[Problem requirements]: Among the lines below, list those containing the string "California".
#### Data section
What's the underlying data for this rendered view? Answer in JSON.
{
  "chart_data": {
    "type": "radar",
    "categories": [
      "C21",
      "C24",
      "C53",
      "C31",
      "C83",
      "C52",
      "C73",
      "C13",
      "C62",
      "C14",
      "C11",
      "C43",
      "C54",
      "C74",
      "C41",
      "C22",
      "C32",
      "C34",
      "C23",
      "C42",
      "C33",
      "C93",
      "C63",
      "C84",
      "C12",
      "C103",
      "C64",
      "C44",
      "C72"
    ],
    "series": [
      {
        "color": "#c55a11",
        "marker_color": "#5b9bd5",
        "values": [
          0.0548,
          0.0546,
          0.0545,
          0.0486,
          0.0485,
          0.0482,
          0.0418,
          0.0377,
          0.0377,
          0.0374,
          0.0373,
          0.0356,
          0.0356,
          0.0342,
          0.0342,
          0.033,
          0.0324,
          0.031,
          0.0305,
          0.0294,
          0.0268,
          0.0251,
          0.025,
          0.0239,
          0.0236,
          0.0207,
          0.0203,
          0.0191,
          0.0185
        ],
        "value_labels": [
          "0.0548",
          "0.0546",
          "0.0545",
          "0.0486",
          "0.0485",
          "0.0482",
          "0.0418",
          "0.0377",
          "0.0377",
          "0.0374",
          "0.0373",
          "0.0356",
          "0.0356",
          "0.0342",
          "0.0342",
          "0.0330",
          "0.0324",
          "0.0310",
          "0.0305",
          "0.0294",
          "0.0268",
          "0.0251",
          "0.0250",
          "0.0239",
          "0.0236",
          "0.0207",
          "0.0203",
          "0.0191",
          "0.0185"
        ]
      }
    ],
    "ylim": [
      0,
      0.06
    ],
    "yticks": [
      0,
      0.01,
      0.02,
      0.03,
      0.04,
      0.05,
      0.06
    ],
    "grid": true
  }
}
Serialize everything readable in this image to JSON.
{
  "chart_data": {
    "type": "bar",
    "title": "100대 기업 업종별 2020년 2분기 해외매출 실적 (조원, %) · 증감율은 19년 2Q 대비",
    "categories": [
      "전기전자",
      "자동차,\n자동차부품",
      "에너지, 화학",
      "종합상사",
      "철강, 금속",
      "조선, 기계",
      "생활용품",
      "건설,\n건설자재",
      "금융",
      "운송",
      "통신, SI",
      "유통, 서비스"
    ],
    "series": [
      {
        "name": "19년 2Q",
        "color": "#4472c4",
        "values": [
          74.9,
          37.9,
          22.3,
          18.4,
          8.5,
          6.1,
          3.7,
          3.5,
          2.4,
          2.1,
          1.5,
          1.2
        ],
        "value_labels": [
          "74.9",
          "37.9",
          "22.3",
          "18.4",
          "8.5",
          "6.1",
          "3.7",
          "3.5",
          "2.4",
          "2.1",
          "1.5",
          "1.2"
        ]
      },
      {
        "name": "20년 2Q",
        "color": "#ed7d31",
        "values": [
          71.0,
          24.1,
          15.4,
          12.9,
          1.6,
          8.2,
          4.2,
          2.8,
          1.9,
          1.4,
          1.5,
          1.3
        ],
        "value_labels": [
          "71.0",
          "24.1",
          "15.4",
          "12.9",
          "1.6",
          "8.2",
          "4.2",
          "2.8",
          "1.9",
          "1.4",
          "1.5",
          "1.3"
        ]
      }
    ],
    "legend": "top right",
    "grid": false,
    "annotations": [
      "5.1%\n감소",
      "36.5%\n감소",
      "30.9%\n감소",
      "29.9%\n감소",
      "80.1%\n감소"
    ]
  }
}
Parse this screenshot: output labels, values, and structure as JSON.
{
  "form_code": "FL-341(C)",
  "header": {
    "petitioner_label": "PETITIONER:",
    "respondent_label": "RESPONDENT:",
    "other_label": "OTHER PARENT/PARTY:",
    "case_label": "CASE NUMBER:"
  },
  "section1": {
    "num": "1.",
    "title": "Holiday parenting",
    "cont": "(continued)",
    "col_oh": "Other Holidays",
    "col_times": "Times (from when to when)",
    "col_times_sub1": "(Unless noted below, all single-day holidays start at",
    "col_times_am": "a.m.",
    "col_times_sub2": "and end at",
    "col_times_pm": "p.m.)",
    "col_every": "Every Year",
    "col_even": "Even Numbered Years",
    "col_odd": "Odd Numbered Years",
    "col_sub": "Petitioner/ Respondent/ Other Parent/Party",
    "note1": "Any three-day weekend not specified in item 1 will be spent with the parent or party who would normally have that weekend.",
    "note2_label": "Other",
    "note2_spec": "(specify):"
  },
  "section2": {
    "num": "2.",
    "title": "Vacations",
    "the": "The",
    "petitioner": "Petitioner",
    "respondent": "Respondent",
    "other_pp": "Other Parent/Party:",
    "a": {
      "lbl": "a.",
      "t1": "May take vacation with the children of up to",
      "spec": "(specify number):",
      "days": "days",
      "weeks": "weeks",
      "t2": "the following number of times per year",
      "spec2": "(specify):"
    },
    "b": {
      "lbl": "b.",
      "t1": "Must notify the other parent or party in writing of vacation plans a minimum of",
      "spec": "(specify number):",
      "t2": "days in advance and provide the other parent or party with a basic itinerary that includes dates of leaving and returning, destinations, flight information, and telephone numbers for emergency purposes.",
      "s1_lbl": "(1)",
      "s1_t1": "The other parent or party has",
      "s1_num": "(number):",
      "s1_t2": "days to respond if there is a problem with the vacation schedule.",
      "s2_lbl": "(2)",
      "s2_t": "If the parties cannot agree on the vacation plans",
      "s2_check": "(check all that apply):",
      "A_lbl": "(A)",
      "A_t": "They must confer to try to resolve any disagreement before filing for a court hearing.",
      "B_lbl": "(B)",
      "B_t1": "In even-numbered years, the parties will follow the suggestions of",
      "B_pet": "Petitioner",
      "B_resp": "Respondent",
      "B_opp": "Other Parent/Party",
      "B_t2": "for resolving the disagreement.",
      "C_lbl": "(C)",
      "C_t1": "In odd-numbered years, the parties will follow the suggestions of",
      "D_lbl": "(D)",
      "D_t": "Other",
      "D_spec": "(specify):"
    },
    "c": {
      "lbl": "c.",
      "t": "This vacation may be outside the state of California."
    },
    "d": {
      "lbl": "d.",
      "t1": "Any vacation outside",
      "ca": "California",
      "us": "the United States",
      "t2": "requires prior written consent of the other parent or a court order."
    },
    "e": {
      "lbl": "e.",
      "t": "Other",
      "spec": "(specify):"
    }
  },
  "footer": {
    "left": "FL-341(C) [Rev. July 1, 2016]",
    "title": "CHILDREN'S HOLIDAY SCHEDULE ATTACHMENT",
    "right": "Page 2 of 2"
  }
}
########
[Correct result]:
      "t": "This vacation may be outside the state of California."
      "ca": "California",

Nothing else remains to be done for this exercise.